Stated problem -> Replace every occurrence of "y-tick-label" with "row-tick-label" in the listing below and return it with nothing else changed.

═════ Record excerpts ═════

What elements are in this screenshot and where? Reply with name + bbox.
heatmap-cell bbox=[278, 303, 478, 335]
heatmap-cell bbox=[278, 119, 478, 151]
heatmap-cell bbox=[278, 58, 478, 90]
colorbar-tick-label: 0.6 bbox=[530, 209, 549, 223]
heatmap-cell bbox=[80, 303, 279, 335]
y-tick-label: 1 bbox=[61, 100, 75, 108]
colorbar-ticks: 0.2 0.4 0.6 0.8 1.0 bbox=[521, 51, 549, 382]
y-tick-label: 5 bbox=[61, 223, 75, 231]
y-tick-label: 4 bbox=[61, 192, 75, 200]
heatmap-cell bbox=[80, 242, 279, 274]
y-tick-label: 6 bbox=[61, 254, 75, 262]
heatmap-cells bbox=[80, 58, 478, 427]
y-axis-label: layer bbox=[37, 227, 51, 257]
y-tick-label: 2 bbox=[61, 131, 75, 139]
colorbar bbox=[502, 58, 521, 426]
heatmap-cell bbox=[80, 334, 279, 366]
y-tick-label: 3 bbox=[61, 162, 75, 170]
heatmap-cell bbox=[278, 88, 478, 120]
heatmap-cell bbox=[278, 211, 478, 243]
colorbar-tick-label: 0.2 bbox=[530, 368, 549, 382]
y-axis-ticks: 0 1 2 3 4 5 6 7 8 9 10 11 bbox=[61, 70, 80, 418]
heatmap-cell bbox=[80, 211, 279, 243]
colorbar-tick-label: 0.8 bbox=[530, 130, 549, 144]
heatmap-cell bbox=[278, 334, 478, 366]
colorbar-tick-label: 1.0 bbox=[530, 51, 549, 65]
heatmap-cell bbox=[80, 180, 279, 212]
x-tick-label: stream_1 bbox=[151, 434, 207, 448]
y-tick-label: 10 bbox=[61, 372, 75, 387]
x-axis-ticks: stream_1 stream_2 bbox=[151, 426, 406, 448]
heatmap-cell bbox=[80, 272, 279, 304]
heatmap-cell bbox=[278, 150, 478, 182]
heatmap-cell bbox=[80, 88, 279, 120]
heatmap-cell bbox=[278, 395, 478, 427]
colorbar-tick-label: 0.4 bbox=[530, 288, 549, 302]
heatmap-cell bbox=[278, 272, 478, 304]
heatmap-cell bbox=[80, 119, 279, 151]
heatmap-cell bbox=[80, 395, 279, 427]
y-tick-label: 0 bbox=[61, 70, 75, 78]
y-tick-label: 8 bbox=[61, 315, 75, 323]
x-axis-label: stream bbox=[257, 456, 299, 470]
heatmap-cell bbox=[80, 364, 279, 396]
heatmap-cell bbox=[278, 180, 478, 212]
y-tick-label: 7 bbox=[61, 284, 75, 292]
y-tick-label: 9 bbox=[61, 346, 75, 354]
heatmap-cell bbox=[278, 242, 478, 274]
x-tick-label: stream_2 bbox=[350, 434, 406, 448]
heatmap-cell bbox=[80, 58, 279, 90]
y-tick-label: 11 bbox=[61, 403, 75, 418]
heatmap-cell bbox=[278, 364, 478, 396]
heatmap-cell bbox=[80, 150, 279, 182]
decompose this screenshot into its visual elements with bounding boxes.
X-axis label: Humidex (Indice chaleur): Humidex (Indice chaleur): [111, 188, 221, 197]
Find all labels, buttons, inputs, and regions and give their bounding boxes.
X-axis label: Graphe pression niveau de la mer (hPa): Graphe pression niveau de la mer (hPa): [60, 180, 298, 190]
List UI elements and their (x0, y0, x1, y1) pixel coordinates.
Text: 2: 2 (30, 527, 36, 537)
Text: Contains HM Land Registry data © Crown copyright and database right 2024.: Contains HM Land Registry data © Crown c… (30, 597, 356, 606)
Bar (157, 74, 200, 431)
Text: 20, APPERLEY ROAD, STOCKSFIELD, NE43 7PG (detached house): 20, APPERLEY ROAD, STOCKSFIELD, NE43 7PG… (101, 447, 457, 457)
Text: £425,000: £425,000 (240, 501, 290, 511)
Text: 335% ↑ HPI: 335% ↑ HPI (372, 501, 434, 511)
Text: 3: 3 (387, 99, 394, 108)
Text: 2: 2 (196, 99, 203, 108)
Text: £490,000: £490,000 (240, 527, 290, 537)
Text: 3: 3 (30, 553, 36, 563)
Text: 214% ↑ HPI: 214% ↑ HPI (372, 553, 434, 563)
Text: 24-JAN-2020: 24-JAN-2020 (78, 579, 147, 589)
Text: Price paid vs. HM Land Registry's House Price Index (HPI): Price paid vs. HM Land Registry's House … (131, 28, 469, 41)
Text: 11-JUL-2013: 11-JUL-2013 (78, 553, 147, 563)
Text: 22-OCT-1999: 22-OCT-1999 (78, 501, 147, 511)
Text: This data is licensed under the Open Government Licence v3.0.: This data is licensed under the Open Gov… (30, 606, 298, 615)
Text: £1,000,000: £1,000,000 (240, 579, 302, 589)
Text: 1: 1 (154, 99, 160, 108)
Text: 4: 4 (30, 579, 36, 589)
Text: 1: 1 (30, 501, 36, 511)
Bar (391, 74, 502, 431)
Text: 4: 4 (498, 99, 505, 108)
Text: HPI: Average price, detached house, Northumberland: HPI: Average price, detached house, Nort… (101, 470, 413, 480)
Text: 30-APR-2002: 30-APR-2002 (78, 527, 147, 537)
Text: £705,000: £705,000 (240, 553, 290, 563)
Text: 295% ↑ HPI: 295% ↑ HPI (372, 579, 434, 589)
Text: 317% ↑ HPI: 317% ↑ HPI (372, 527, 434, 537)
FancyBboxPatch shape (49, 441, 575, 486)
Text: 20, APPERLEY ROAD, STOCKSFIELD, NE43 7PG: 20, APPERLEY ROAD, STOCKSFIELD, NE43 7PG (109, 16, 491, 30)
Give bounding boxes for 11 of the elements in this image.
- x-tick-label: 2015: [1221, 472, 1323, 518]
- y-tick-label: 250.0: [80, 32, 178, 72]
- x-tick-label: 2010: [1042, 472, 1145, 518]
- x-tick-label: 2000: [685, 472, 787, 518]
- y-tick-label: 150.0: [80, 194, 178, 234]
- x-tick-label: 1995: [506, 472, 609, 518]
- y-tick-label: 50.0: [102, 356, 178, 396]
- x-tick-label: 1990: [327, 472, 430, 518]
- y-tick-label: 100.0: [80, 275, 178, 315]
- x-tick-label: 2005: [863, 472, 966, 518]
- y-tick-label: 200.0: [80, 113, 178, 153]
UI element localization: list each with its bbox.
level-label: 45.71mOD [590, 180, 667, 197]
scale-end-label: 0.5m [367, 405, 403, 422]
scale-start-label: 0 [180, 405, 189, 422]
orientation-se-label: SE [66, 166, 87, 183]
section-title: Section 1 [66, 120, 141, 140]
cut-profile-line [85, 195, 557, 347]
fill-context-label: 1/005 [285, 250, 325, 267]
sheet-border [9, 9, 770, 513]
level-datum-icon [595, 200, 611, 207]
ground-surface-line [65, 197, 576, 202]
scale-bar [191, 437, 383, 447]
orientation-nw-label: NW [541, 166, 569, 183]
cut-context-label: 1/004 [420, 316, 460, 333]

═════

Finished task ->
What elements are in this screenshot and where? Reply with name + bbox.
heatmap-cell bbox=[278, 303, 478, 335]
heatmap-cell bbox=[278, 119, 478, 151]
heatmap-cell bbox=[278, 58, 478, 90]
colorbar-tick-label: 0.6 bbox=[530, 209, 549, 223]
heatmap-cell bbox=[80, 303, 279, 335]
row-tick-label: 1 bbox=[61, 100, 75, 108]
colorbar-ticks: 0.2 0.4 0.6 0.8 1.0 bbox=[521, 51, 549, 382]
row-tick-label: 5 bbox=[61, 223, 75, 231]
row-tick-label: 4 bbox=[61, 192, 75, 200]
heatmap-cell bbox=[80, 242, 279, 274]
row-tick-label: 6 bbox=[61, 254, 75, 262]
heatmap-cells bbox=[80, 58, 478, 427]
y-axis-label: layer bbox=[37, 227, 51, 257]
row-tick-label: 2 bbox=[61, 131, 75, 139]
colorbar bbox=[502, 58, 521, 426]
heatmap-cell bbox=[80, 334, 279, 366]
row-tick-label: 3 bbox=[61, 162, 75, 170]
heatmap-cell bbox=[278, 88, 478, 120]
heatmap-cell bbox=[278, 211, 478, 243]
colorbar-tick-label: 0.2 bbox=[530, 368, 549, 382]
y-axis-ticks: 0 1 2 3 4 5 6 7 8 9 10 11 bbox=[61, 70, 80, 418]
heatmap-cell bbox=[80, 211, 279, 243]
colorbar-tick-label: 0.8 bbox=[530, 130, 549, 144]
heatmap-cell bbox=[278, 334, 478, 366]
colorbar-tick-label: 1.0 bbox=[530, 51, 549, 65]
heatmap-cell bbox=[80, 180, 279, 212]
x-tick-label: stream_1 bbox=[151, 434, 207, 448]
row-tick-label: 10 bbox=[61, 372, 75, 387]
x-axis-ticks: stream_1 stream_2 bbox=[151, 426, 406, 448]
heatmap-cell bbox=[80, 272, 279, 304]
heatmap-cell bbox=[278, 150, 478, 182]
heatmap-cell bbox=[80, 88, 279, 120]
heatmap-cell bbox=[278, 395, 478, 427]
colorbar-tick-label: 0.4 bbox=[530, 288, 549, 302]
heatmap-cell bbox=[278, 272, 478, 304]
heatmap-cell bbox=[80, 119, 279, 151]
heatmap-cell bbox=[80, 395, 279, 427]
row-tick-label: 0 bbox=[61, 70, 75, 78]
row-tick-label: 8 bbox=[61, 315, 75, 323]
x-axis-label: stream bbox=[257, 456, 299, 470]
heatmap-cell bbox=[80, 364, 279, 396]
heatmap-cell bbox=[278, 180, 478, 212]
row-tick-label: 7 bbox=[61, 284, 75, 292]
row-tick-label: 9 bbox=[61, 346, 75, 354]
heatmap-cell bbox=[278, 242, 478, 274]
x-tick-label: stream_2 bbox=[350, 434, 406, 448]
heatmap-cell bbox=[80, 58, 279, 90]
row-tick-label: 11 bbox=[61, 403, 75, 418]
heatmap-cell bbox=[278, 364, 478, 396]
heatmap-cell bbox=[80, 150, 279, 182]
decompose this screenshot into its visual elements with bounding boxes.
X-axis label: Humidex (Indice chaleur): Humidex (Indice chaleur): [111, 188, 221, 197]
Find all labels, buttons, inputs, and regions and give their bounding boxes.
X-axis label: Graphe pression niveau de la mer (hPa): Graphe pression niveau de la mer (hPa): [60, 180, 298, 190]
List UI elements and their (x0, y0, x1, y1) pixel coordinates.
Text: 2: 2 (30, 527, 36, 537)
Text: Contains HM Land Registry data © Crown copyright and database right 2024.: Contains HM Land Registry data © Crown c… (30, 597, 356, 606)
Bar (157, 74, 200, 431)
Text: 20, APPERLEY ROAD, STOCKSFIELD, NE43 7PG (detached house): 20, APPERLEY ROAD, STOCKSFIELD, NE43 7PG… (101, 447, 457, 457)
Text: £425,000: £425,000 (240, 501, 290, 511)
Text: 335% ↑ HPI: 335% ↑ HPI (372, 501, 434, 511)
Text: 3: 3 (387, 99, 394, 108)
Text: 2: 2 (196, 99, 203, 108)
Text: £490,000: £490,000 (240, 527, 290, 537)
Text: 3: 3 (30, 553, 36, 563)
Text: 214% ↑ HPI: 214% ↑ HPI (372, 553, 434, 563)
Text: 24-JAN-2020: 24-JAN-2020 (78, 579, 147, 589)
Text: Price paid vs. HM Land Registry's House Price Index (HPI): Price paid vs. HM Land Registry's House … (131, 28, 469, 41)
Text: 11-JUL-2013: 11-JUL-2013 (78, 553, 147, 563)
Text: 22-OCT-1999: 22-OCT-1999 (78, 501, 147, 511)
Text: This data is licensed under the Open Government Licence v3.0.: This data is licensed under the Open Gov… (30, 606, 298, 615)
Text: £1,000,000: £1,000,000 (240, 579, 302, 589)
Text: 1: 1 (154, 99, 160, 108)
Text: 4: 4 (30, 579, 36, 589)
Text: 1: 1 (30, 501, 36, 511)
Bar (391, 74, 502, 431)
Text: 4: 4 (498, 99, 505, 108)
Text: HPI: Average price, detached house, Northumberland: HPI: Average price, detached house, Nort… (101, 470, 413, 480)
Text: 30-APR-2002: 30-APR-2002 (78, 527, 147, 537)
Text: £705,000: £705,000 (240, 553, 290, 563)
Text: 295% ↑ HPI: 295% ↑ HPI (372, 579, 434, 589)
Text: 317% ↑ HPI: 317% ↑ HPI (372, 527, 434, 537)
FancyBboxPatch shape (49, 441, 575, 486)
Text: 20, APPERLEY ROAD, STOCKSFIELD, NE43 7PG: 20, APPERLEY ROAD, STOCKSFIELD, NE43 7PG (109, 16, 491, 30)
Give bounding boxes for 11 of the elements in this image.
- x-tick-label: 2015: [1221, 472, 1323, 518]
- row-tick-label: 250.0: [80, 32, 178, 72]
- x-tick-label: 2010: [1042, 472, 1145, 518]
- x-tick-label: 2000: [685, 472, 787, 518]
- row-tick-label: 150.0: [80, 194, 178, 234]
- x-tick-label: 1995: [506, 472, 609, 518]
- row-tick-label: 50.0: [102, 356, 178, 396]
- x-tick-label: 1990: [327, 472, 430, 518]
- row-tick-label: 100.0: [80, 275, 178, 315]
- x-tick-label: 2005: [863, 472, 966, 518]
- row-tick-label: 200.0: [80, 113, 178, 153]
UI element localization: list each with its bbox.
level-label: 45.71mOD [590, 180, 667, 197]
scale-end-label: 0.5m [367, 405, 403, 422]
scale-start-label: 0 [180, 405, 189, 422]
orientation-se-label: SE [66, 166, 87, 183]
section-title: Section 1 [66, 120, 141, 140]
cut-profile-line [85, 195, 557, 347]
fill-context-label: 1/005 [285, 250, 325, 267]
sheet-border [9, 9, 770, 513]
level-datum-icon [595, 200, 611, 207]
ground-surface-line [65, 197, 576, 202]
scale-bar [191, 437, 383, 447]
orientation-nw-label: NW [541, 166, 569, 183]
cut-context-label: 1/004 [420, 316, 460, 333]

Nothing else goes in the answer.